--- SELECTION ---
+ + + +
MODELING POWER:
International teamwork gives a boost to global climate research
NCAR scientist Frank Bryan is studying the impact of the oceans on global climate.
Scientists rely on sophisticated computer models to predict changes in Earth’s climate. But the models require so much computing power that it may take weeks or even months to run a single experiment.
Researchers from NCAR and the nonprofit Central Research Institute of the Electric Power Industry (CRIEPI) in Japan are joining forces to conduct more complex experiments at a greater speed. By re-engineering NCAR’s powerful Community Climate System Model (CCSM), they have improved its performance and its portability. Not only have they made the model faster, but they have also enabled it to perform well on a variety of different supercomputer architectures.
As a result, scientists can run increasingly complex and realistic climate simulations, capturing such small-scale features as ocean eddies and mountain valleys. And the improved portability has enabled NCAR, CRIEPI, and other partners to devise an effective scheme for sharing computational resources, including the Japanese Earth Simulator, which is one of the world’s most powerful machines.
The collaboration provides benefits to both the United States and Japan. NCAR scientists are attempting to better predict future variations in climate, while Japanese researchers, in addition to studying global conditions, are trying to determine whether climate change will alter typhoon patterns or spur rising sea levels that could affect the nation’s coastal communities.
“This collaboration is enabling us to examine our future climate in unprecedented detail,” says NCAR scientist Frank Bryan.
A high number of experiments
One of the world’s premier climate models, the CCSM is the product of years of cooperation among scientists at NCAR, Department of Energy labs, and U.S. universities, as well as numerous universities and labs in other nations. It incorporates the interactions of the atmosphere, oceans, sea ice, and land cover. By taking into account factors ranging from clouds to atmospheric chemistry to the impacts of snow cover and vegetation, it provides a comprehensive picture of the climate system and how it is changing.
NCAR and CRIEPI scientists, using NCAR supercomputers, the Earth Simulator, and machines at several Department of Energy centers, have been able to conduct an unusually high number of climate experiments over the past several years. The experiments will be used for the much-anticipated 2007 Intergovernmental Panel on Climate Change (IPCC) assessment, which will provide an update on the expected climatic impacts of increasing amounts of greenhouse gases in the atmosphere. (For more on NCAR and IPCC, see Global Research.)
+ + + +
Layout coordinate data
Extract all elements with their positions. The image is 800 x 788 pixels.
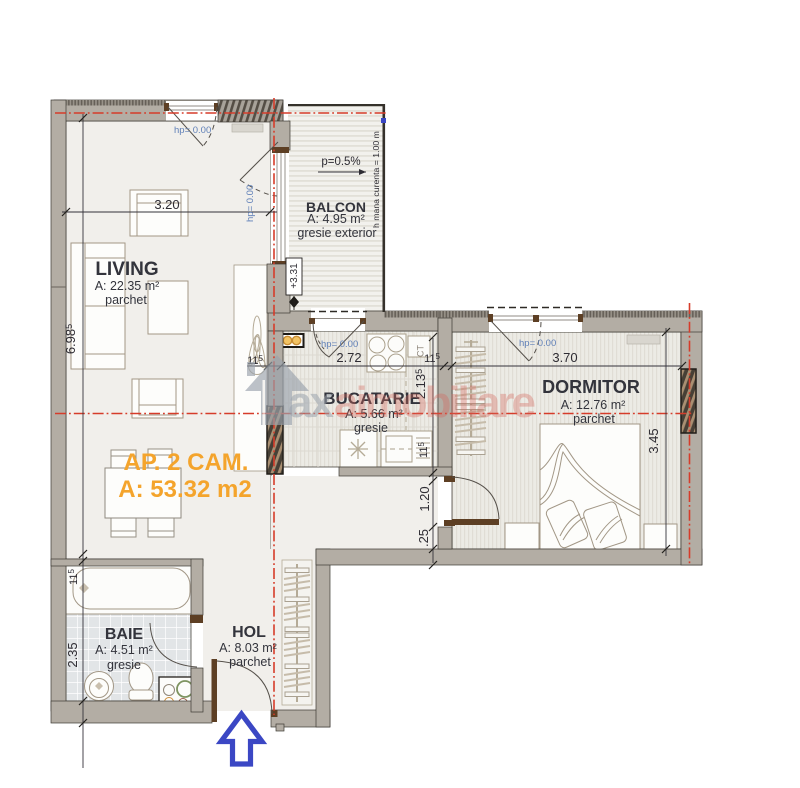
svg-text:A: 8.03 m²: A: 8.03 m² (219, 641, 277, 655)
svg-text:gresie exterior: gresie exterior (297, 226, 376, 240)
svg-text:AP. 2 CAM.: AP. 2 CAM. (124, 449, 249, 476)
svg-text:A: 4.95 m²: A: 4.95 m² (307, 212, 365, 226)
svg-text:p=0.5%: p=0.5% (321, 156, 360, 168)
svg-text:ax: ax (288, 378, 335, 427)
svg-text:hp= 0.00: hp= 0.00 (174, 125, 211, 136)
svg-text:A: 4.51 m²: A: 4.51 m² (95, 643, 153, 657)
svg-text:hp= 0.00: hp= 0.00 (519, 338, 556, 349)
svg-text:A: 53.32 m2: A: 53.32 m2 (118, 476, 251, 503)
svg-text:A: 22.35 m²: A: 22.35 m² (95, 279, 160, 293)
svg-text:3.70: 3.70 (552, 350, 577, 365)
svg-text:aimobiliare: aimobiliare (334, 378, 536, 427)
svg-text:LIVING: LIVING (95, 259, 158, 280)
svg-text:.25: .25 (416, 529, 431, 547)
svg-text:gresie: gresie (107, 658, 141, 672)
svg-text:3.20: 3.20 (154, 197, 179, 212)
svg-text:h mana curenta = 1.00 m: h mana curenta = 1.00 m (371, 131, 381, 228)
svg-text:hp= 0.00: hp= 0.00 (245, 185, 256, 222)
svg-text:parchet: parchet (573, 412, 615, 426)
svg-text:DORMITOR: DORMITOR (542, 377, 640, 397)
svg-text:A: 12.76 m²: A: 12.76 m² (561, 398, 626, 412)
svg-text:3.45: 3.45 (646, 428, 661, 453)
svg-text:BAIE: BAIE (105, 626, 144, 643)
svg-text:HOL: HOL (232, 624, 266, 641)
svg-text:hp= 0.00: hp= 0.00 (321, 339, 358, 350)
svg-text:2.35: 2.35 (65, 642, 80, 667)
svg-text:parchet: parchet (229, 655, 271, 669)
svg-text:1.20: 1.20 (417, 486, 432, 511)
svg-text:2.72: 2.72 (336, 350, 361, 365)
svg-text:parchet: parchet (105, 293, 147, 307)
svg-text:+3.31: +3.31 (289, 263, 300, 289)
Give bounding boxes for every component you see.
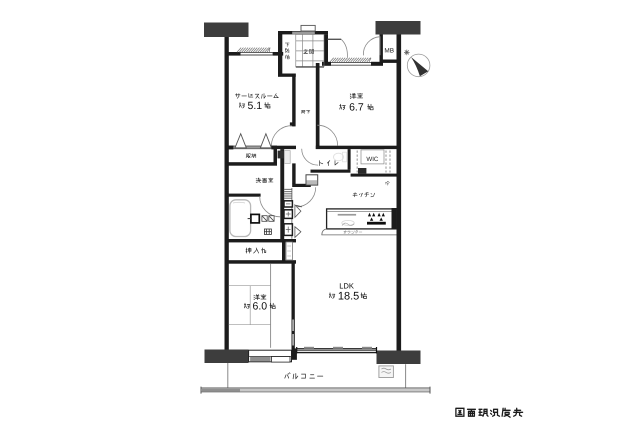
svg-text:18.5: 18.5 xyxy=(338,290,359,302)
svg-text:5.1: 5.1 xyxy=(247,100,262,112)
svg-text:MB: MB xyxy=(384,48,394,55)
svg-text:LDK: LDK xyxy=(339,281,354,290)
svg-text:6.0: 6.0 xyxy=(252,301,267,313)
svg-text:6.7: 6.7 xyxy=(349,102,364,114)
svg-text:WIC: WIC xyxy=(366,156,379,163)
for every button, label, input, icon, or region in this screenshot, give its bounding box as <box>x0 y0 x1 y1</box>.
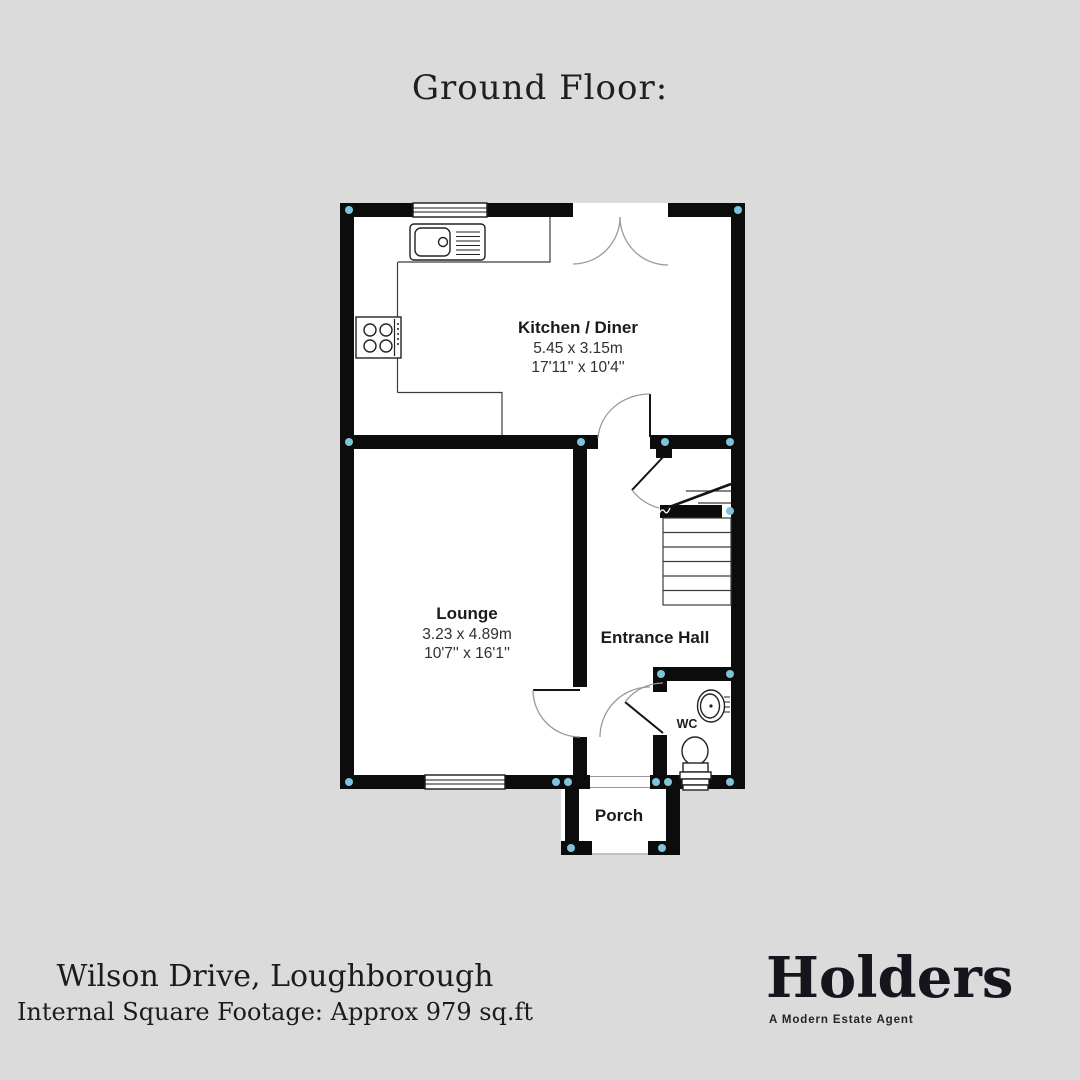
window-icon-kitchen <box>413 203 487 217</box>
room-label-porch: Porch <box>595 806 643 825</box>
hob-icon <box>356 317 401 358</box>
brand-name: Holders <box>766 948 1013 1008</box>
footer: Wilson Drive, Loughborough Internal Squa… <box>0 960 550 1026</box>
floorplan-page: Ground Floor: <box>0 0 1080 1080</box>
room-label-kitchen: Kitchen / Diner 5.45 x 3.15m 17'11'' x 1… <box>518 318 638 376</box>
kitchen-name: Kitchen / Diner <box>518 318 638 337</box>
floorplan: Kitchen / Diner 5.45 x 3.15m 17'11'' x 1… <box>0 0 1080 1080</box>
toilet-icon <box>680 737 711 790</box>
lounge-size-imperial: 10'7'' x 16'1'' <box>424 645 510 662</box>
sink-icon <box>410 224 485 260</box>
room-label-entrance-hall: Entrance Hall <box>601 628 710 647</box>
property-address: Wilson Drive, Loughborough <box>0 960 550 994</box>
porch-entrance-opening <box>592 841 648 855</box>
brand-tagline: A Modern Estate Agent <box>769 1014 1013 1026</box>
square-footage: Internal Square Footage: Approx 979 sq.f… <box>0 998 550 1026</box>
kitchen-size-metric: 5.45 x 3.15m <box>533 340 623 357</box>
kitchen-size-imperial: 17'11'' x 10'4'' <box>531 359 624 376</box>
brand-logo: Holders A Modern Estate Agent <box>766 948 1013 1026</box>
front-door-opening <box>590 775 650 789</box>
room-label-wc: WC <box>677 717 698 731</box>
lounge-name: Lounge <box>436 604 497 623</box>
lounge-size-metric: 3.23 x 4.89m <box>422 626 512 643</box>
window-icon-lounge <box>425 775 505 789</box>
+ + + +
--- TASK ---
In the climate research article, which Japanese organization joined NCAR in re-engineering the Community Climate System Model?

--- SOLUTION TO THE PROBLEM ---
The Central Research Institute of the Electric Power Industry (CRIEPI).